# Work required
Find each line with the word "source" and copy it.

Records from a collection of figures
>> START

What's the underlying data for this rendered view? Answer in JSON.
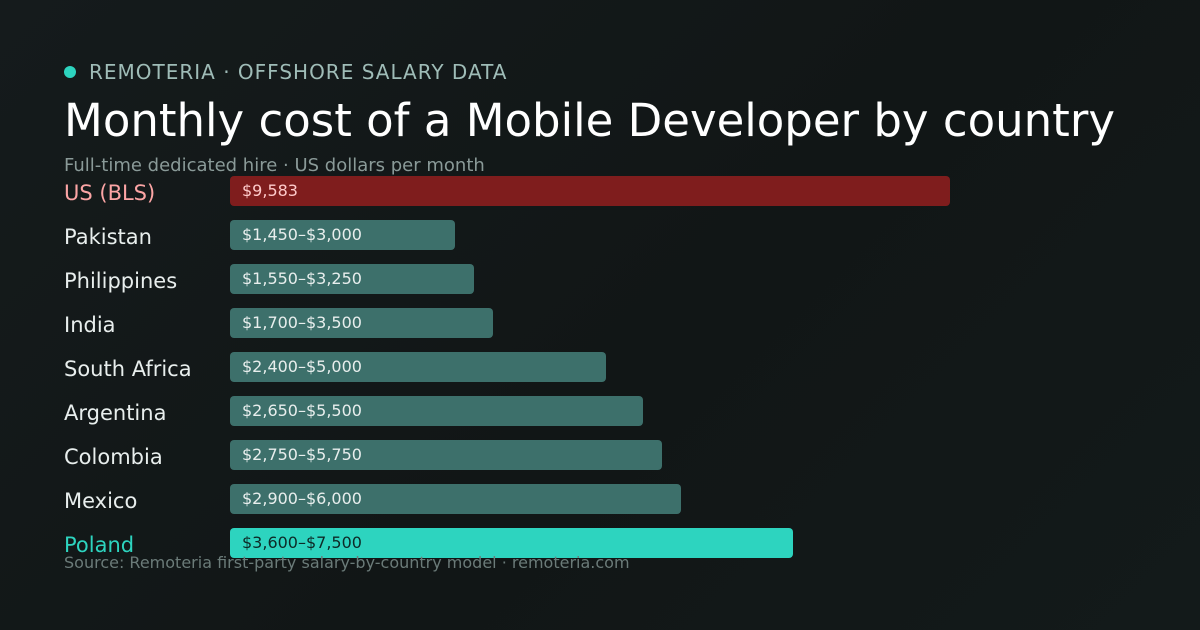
{
  "header": {
    "brand": "REMOTERIA · OFFSHORE SALARY DATA",
    "title": "Monthly cost of a Mobile Developer by country",
    "subtitle": "Full-time dedicated hire · US dollars per month"
  },
  "footer": {
    "source": "Source: Remoteria first-party salary-by-country model · remoteria.com"
  },
  "colors": {
    "background": "#131919",
    "accent": "#2dd4bf",
    "brand_text": "#9fbcb7",
    "title": "#ffffff",
    "subtitle": "#8a9a98",
    "label": "#e8eeed",
    "source": "#6b7b79",
    "bar_default": "#3d706b",
    "bar_us": "#7f1d1d",
    "label_us": "#fca5a5",
    "value_default": "#e8eeed",
    "value_us": "#fecaca",
    "value_highlight": "#0d2a27"
  },
  "chart_data": {
    "type": "bar",
    "orientation": "horizontal",
    "unit": "US dollars per month",
    "categories": [
      "US (BLS)",
      "Pakistan",
      "Philippines",
      "India",
      "South Africa",
      "Argentina",
      "Colombia",
      "Mexico",
      "Poland"
    ],
    "ranges": [
      [
        9583,
        9583
      ],
      [
        1450,
        3000
      ],
      [
        1550,
        3250
      ],
      [
        1700,
        3500
      ],
      [
        2400,
        5000
      ],
      [
        2650,
        5500
      ],
      [
        2750,
        5750
      ],
      [
        2900,
        6000
      ],
      [
        3600,
        7500
      ]
    ],
    "value_labels": [
      "$9,583",
      "$1,450–$3,000",
      "$1,550–$3,250",
      "$1,700–$3,500",
      "$2,400–$5,000",
      "$2,650–$5,500",
      "$2,750–$5,750",
      "$2,900–$6,000",
      "$3,600–$7,500"
    ],
    "bar_extent": "upper bound",
    "xlim": [
      0,
      9583
    ],
    "highlight": [
      "US (BLS)",
      "Poland"
    ],
    "grid": false,
    "legend": "none"
  }
}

>> END

# Result
    "source": "Source: Remoteria first-party salary-by-country model · remoteria.com"
    "source": "#6b7b79",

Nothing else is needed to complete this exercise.